**Problem to solve:** Repeat every entry word for word, skipping the pictures.

(Data entries)

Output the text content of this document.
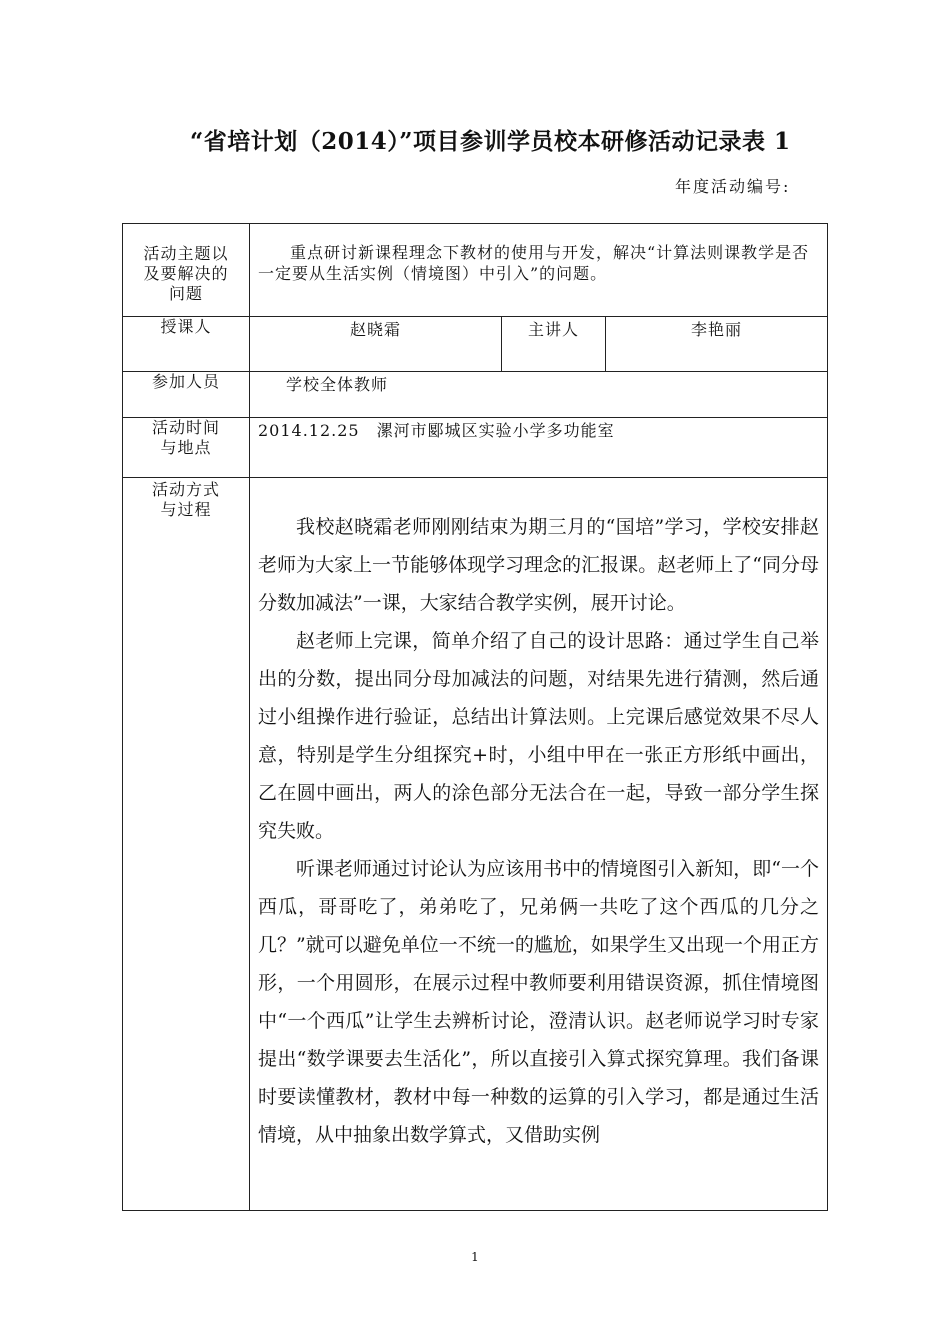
“省培计划（2014）”项目参训学员校本研修活动记录表 1
年度活动编号:
活动主题以及要解决的问题	重点研讨新课程理念下教材的使用与开发，解决“计算法则课教学是否一定要从生活实例（情境图）中引入”的问题。		

授课人	赵晓霜	主讲人	李艳丽

参加人员	学校全体教师		

活动时间与地点	2014.12.25　漯河市郾城区实验小学多功能室		

活动方式与过程	我校赵晓霜老师刚刚结束为期三月的“国培”学习，学校安排赵老师为大家上一节能够体现学习理念的汇报课。赵老师上了“同分母分数加减法”一课，大家结合教学实例，展开讨论。

赵老师上完课，简单介绍了自己的设计思路：通过学生自己举出的分数，提出同分母加减法的问题，对结果先进行猜测，然后通过小组操作进行验证，总结出计算法则。上完课后感觉效果不尽人意，特别是学生分组探究+时，小组中甲在一张正方形纸中画出，乙在圆中画出，两人的涂色部分无法合在一起，导致一部分学生探究失败。

听课老师通过讨论认为应该用书中的情境图引入新知，即“一个西瓜，哥哥吃了，弟弟吃了，兄弟俩一共吃了这个西瓜的几分之几？”就可以避免单位一不统一的尴尬，如果学生又出现一个用正方形，一个用圆形，在展示过程中教师要利用错误资源，抓住情境图中“一个西瓜”让学生去辨析讨论，澄清认识。赵老师说学习时专家提出“数学课要去生活化”，所以直接引入算式探究算理。我们备课时要读懂教材，教材中每一种数的运算的引入学习，都是通过生活情境，从中抽象出数学算式，又借助实例		

1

**Answer to this task:**
Output the text content of this document.
“省培计划（2014）”项目参训学员校本研修活动记录表 1
年度活动编号:
活动主题以及要解决的问题	重点研讨新课程理念下教材的使用与开发，解决“计算法则课教学是否一定要从生活实例（情境图）中引入”的问题。		

授课人	赵晓霜	主讲人	李艳丽

参加人员	学校全体教师		

活动时间与地点	2014.12.25　漯河市郾城区实验小学多功能室		

活动方式与过程	我校赵晓霜老师刚刚结束为期三月的“国培”学习，学校安排赵老师为大家上一节能够体现学习理念的汇报课。赵老师上了“同分母分数加减法”一课，大家结合教学实例，展开讨论。

赵老师上完课，简单介绍了自己的设计思路：通过学生自己举出的分数，提出同分母加减法的问题，对结果先进行猜测，然后通过小组操作进行验证，总结出计算法则。上完课后感觉效果不尽人意，特别是学生分组探究+时，小组中甲在一张正方形纸中画出，乙在圆中画出，两人的涂色部分无法合在一起，导致一部分学生探究失败。

听课老师通过讨论认为应该用书中的情境图引入新知，即“一个西瓜，哥哥吃了，弟弟吃了，兄弟俩一共吃了这个西瓜的几分之几？”就可以避免单位一不统一的尴尬，如果学生又出现一个用正方形，一个用圆形，在展示过程中教师要利用错误资源，抓住情境图中“一个西瓜”让学生去辨析讨论，澄清认识。赵老师说学习时专家提出“数学课要去生活化”，所以直接引入算式探究算理。我们备课时要读懂教材，教材中每一种数的运算的引入学习，都是通过生活情境，从中抽象出数学算式，又借助实例		

1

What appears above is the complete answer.